▶ _Exercise instructions_
Check every line below for the word "data" and copy each one that has it.

▶ _The input_
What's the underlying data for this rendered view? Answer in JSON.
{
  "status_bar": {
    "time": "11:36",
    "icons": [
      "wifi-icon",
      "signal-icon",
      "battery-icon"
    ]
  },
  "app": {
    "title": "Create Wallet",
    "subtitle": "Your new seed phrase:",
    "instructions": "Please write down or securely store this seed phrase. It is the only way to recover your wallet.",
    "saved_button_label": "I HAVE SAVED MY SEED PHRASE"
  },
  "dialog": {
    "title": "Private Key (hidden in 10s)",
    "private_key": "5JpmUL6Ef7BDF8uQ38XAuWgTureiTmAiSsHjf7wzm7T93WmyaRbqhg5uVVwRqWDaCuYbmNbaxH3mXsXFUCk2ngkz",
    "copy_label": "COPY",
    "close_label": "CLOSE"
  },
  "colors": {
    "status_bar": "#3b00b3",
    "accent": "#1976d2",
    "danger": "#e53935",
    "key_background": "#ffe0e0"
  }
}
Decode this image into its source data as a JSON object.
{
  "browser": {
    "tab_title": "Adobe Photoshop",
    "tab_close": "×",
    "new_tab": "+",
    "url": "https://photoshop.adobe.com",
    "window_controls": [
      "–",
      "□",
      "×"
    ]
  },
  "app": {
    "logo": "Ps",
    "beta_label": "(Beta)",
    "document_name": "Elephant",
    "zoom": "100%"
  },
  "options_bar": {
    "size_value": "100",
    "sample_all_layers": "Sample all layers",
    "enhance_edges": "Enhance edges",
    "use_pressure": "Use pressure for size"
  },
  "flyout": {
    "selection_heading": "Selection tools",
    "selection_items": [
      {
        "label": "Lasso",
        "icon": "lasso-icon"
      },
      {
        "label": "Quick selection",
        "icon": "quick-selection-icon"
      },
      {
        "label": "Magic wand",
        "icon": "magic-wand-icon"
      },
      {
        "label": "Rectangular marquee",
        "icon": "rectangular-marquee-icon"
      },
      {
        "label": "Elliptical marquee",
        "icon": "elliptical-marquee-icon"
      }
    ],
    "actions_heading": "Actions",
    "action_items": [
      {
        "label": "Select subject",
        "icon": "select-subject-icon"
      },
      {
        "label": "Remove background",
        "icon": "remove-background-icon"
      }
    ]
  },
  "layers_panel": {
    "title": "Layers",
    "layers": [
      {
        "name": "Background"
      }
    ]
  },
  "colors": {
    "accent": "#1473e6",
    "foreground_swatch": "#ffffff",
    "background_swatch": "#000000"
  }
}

▶ _Task solution_
What's the underlying data for this rendered view? Answer in JSON.
Decode this image into its source data as a JSON object.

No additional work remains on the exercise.